**STATED EXERCISE 1**
In the set constructor page, explain why the first constructor can be called without any arguments.

**PAGE**
5.1 member functions

  1. constructor
explicit set ( const Compare& comp = Compare(),
               const Allocator& = Allocator() );
template <class InputIterator>
  set ( InputIterator first, InputIterator last,
        const Compare& comp = Compare(), const Allocator& = Allocator() );
set ( const set<Key,Compare,Allocator>& x );
// constructing sets
#include <iostream>
#include <set>
using namespace std;

bool fncomp (int lhs, int rhs) {return lhs<rhs;}

struct classcomp {
  bool operator() (const int& lhs, const int& rhs) const
  {return lhs<rhs;}
};

int main ()

**MATERIAL SUPPLIED**

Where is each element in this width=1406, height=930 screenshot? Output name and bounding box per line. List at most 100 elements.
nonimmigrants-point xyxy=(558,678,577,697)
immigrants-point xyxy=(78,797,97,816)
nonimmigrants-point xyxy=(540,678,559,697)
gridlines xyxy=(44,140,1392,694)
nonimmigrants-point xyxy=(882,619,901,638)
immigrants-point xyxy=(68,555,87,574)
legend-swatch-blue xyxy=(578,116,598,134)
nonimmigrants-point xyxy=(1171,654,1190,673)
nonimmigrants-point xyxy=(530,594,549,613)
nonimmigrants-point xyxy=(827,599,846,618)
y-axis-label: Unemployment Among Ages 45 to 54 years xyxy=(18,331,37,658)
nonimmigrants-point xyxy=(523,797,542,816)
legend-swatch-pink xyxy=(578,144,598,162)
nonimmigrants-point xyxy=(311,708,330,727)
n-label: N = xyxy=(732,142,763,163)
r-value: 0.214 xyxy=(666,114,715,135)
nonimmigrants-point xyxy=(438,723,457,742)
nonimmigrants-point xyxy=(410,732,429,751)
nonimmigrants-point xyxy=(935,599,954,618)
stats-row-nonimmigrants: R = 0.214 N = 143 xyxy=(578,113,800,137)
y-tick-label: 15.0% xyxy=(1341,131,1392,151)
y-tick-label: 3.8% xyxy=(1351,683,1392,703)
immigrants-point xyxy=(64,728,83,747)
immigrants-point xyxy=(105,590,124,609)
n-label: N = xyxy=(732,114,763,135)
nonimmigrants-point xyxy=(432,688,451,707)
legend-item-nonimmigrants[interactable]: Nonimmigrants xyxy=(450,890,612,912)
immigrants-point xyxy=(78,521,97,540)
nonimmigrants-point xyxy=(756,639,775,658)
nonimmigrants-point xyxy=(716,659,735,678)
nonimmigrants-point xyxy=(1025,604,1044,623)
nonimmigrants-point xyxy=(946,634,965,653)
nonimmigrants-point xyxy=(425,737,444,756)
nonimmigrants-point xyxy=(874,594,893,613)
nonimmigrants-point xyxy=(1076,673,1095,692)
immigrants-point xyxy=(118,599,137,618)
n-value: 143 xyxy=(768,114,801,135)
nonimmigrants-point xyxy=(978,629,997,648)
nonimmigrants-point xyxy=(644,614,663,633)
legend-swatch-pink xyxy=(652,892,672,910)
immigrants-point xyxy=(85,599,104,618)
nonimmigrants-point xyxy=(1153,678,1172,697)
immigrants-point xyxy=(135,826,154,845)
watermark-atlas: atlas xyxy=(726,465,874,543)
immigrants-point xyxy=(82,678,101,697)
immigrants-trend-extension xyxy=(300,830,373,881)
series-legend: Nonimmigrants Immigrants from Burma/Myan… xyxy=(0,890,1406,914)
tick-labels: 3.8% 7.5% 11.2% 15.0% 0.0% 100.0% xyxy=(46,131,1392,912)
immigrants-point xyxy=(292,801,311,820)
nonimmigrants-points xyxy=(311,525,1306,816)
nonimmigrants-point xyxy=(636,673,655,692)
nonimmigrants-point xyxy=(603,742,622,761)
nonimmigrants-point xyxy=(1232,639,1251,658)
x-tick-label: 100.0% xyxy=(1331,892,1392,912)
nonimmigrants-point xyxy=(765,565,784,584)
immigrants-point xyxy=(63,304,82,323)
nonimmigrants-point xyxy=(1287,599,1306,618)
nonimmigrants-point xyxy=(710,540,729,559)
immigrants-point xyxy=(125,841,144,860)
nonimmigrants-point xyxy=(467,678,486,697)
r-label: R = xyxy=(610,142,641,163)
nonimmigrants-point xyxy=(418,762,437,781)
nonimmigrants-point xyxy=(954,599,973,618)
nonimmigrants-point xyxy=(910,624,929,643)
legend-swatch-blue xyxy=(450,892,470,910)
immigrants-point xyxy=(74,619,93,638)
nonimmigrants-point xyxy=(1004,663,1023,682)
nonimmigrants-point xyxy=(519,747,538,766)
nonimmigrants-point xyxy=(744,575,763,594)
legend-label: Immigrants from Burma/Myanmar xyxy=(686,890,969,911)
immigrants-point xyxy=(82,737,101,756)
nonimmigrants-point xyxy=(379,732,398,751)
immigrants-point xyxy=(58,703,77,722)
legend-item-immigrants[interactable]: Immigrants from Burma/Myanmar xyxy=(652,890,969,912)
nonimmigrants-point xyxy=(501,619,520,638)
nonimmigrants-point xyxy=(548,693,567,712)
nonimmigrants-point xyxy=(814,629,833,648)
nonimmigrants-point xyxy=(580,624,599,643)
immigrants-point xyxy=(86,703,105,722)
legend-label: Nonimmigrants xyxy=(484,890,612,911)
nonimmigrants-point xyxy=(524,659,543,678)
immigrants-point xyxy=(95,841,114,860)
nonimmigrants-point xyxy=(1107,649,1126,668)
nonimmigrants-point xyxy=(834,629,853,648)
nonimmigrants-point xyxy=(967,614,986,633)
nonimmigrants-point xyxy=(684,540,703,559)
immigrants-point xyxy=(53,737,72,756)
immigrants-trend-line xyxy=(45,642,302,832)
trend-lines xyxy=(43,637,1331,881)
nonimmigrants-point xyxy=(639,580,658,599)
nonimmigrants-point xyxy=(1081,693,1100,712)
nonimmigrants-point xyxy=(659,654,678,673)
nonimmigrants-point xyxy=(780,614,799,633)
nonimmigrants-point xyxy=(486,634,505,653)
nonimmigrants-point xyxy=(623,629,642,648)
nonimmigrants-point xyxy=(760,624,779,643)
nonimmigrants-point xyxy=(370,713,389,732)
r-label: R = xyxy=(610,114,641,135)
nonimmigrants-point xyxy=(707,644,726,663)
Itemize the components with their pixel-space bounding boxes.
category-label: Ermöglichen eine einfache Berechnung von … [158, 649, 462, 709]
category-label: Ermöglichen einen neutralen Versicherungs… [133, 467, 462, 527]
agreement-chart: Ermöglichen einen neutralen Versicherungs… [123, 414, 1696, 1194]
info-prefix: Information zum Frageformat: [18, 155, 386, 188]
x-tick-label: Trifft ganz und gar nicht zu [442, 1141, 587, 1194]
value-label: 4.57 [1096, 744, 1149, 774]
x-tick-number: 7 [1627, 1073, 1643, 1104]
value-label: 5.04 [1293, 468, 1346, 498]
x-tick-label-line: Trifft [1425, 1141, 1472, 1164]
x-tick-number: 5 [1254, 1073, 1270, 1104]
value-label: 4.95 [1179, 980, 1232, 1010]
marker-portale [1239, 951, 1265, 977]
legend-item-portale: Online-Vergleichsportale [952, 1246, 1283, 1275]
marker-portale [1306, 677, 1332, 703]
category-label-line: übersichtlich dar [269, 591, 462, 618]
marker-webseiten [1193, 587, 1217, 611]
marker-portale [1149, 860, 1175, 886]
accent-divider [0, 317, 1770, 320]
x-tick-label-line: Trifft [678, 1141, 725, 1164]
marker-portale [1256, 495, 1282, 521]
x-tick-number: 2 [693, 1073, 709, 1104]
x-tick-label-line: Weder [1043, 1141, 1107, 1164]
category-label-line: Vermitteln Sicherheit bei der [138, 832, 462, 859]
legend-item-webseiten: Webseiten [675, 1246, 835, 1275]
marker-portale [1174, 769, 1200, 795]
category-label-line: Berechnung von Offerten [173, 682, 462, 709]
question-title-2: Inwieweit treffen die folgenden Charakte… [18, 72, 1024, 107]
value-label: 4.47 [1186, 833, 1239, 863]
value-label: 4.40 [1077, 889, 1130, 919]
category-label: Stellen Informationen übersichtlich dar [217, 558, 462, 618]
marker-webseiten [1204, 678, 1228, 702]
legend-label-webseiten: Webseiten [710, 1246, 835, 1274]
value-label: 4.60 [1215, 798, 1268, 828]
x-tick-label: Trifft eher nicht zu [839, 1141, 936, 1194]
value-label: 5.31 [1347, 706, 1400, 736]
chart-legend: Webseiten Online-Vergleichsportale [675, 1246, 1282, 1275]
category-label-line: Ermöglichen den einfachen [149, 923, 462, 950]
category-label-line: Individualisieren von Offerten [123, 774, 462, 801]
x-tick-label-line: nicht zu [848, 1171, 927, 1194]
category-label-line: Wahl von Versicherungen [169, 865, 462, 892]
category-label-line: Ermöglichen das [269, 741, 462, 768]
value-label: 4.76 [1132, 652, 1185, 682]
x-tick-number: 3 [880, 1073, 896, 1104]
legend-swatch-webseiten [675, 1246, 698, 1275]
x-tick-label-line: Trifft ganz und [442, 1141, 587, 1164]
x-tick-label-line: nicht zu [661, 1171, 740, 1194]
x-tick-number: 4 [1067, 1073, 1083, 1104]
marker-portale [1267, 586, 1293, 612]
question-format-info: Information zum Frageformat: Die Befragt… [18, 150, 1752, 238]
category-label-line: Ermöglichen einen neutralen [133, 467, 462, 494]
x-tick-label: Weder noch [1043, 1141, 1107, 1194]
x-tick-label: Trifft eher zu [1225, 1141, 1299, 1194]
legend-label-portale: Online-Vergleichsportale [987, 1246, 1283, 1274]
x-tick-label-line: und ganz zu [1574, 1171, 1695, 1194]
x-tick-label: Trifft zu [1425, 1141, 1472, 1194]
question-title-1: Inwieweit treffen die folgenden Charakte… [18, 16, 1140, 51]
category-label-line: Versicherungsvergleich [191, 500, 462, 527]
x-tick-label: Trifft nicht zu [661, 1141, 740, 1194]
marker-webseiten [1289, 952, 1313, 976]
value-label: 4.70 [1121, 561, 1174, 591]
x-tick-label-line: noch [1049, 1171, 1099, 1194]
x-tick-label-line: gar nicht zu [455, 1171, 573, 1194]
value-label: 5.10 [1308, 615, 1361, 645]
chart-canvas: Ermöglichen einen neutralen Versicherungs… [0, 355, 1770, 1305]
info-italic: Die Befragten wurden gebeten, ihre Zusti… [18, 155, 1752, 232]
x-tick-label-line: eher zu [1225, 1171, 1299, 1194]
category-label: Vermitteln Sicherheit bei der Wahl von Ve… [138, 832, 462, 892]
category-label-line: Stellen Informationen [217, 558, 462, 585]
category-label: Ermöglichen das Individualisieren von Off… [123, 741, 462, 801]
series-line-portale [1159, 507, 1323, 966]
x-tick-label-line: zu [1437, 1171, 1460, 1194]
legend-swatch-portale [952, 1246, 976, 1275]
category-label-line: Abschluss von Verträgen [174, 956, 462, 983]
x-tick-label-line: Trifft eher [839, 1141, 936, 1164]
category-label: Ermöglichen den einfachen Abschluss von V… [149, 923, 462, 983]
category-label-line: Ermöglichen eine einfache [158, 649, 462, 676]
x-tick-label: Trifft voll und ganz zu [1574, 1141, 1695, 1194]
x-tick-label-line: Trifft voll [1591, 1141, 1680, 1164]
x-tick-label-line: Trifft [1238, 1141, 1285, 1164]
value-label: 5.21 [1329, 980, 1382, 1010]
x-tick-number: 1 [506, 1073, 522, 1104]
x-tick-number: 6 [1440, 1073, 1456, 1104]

**STATED EXERCISE 2**
Starting at the first line of the records and stopping after the line that contains "immigrants-point xyxy=(82,678,101,697)", give those lines as a JSON list of strings, one string per line, with blank lines omitted.

**FINAL ANSWER 1**
Both of its parameters have default values. The comparison object `comp` defaults to `Compare()`, and the allocator parameter defaults to `Allocator()`.

**FINAL ANSWER 2**
[
  "Where is each element in this width=1406, height=930 screenshot? Output name and bounding box per line. List at most 100 elements.",
  "nonimmigrants-point xyxy=(558,678,577,697)",
  "immigrants-point xyxy=(78,797,97,816)",
  "nonimmigrants-point xyxy=(540,678,559,697)",
  "gridlines xyxy=(44,140,1392,694)",
  "nonimmigrants-point xyxy=(882,619,901,638)",
  "immigrants-point xyxy=(68,555,87,574)",
  "legend-swatch-blue xyxy=(578,116,598,134)",
  "nonimmigrants-point xyxy=(1171,654,1190,673)",
  "nonimmigrants-point xyxy=(530,594,549,613)",
  "nonimmigrants-point xyxy=(827,599,846,618)",
  "y-axis-label: Unemployment Among Ages 45 to 54 years xyxy=(18,331,37,658)",
  "nonimmigrants-point xyxy=(523,797,542,816)",
  "legend-swatch-pink xyxy=(578,144,598,162)",
  "nonimmigrants-point xyxy=(311,708,330,727)",
  "n-label: N = xyxy=(732,142,763,163)",
  "r-value: 0.214 xyxy=(666,114,715,135)",
  "nonimmigrants-point xyxy=(438,723,457,742)",
  "nonimmigrants-point xyxy=(410,732,429,751)",
  "nonimmigrants-point xyxy=(935,599,954,618)",
  "stats-row-nonimmigrants: R = 0.214 N = 143 xyxy=(578,113,800,137)",
  "y-tick-label: 15.0% xyxy=(1341,131,1392,151)",
  "y-tick-label: 3.8% xyxy=(1351,683,1392,703)",
  "immigrants-point xyxy=(64,728,83,747)",
  "immigrants-point xyxy=(105,590,124,609)",
  "n-label: N = xyxy=(732,114,763,135)",
  "nonimmigrants-point xyxy=(432,688,451,707)",
  "legend-item-nonimmigrants[interactable]: Nonimmigrants xyxy=(450,890,612,912)",
  "immigrants-point xyxy=(78,521,97,540)",
  "nonimmigrants-point xyxy=(756,639,775,658)",
  "nonimmigrants-point xyxy=(716,659,735,678)",
  "nonimmigrants-point xyxy=(1025,604,1044,623)",
  "nonimmigrants-point xyxy=(946,634,965,653)",
  "nonimmigrants-point xyxy=(425,737,444,756)",
  "nonimmigrants-point xyxy=(874,594,893,613)",
  "nonimmigrants-point xyxy=(1076,673,1095,692)",
  "immigrants-point xyxy=(118,599,137,618)",
  "n-value: 143 xyxy=(768,114,801,135)",
  "nonimmigrants-point xyxy=(978,629,997,648)",
  "nonimmigrants-point xyxy=(644,614,663,633)",
  "legend-swatch-pink xyxy=(652,892,672,910)",
  "immigrants-point xyxy=(85,599,104,618)",
  "nonimmigrants-point xyxy=(1153,678,1172,697)",
  "immigrants-point xyxy=(135,826,154,845)",
  "watermark-atlas: atlas xyxy=(726,465,874,543)",
  "immigrants-point xyxy=(82,678,101,697)"
]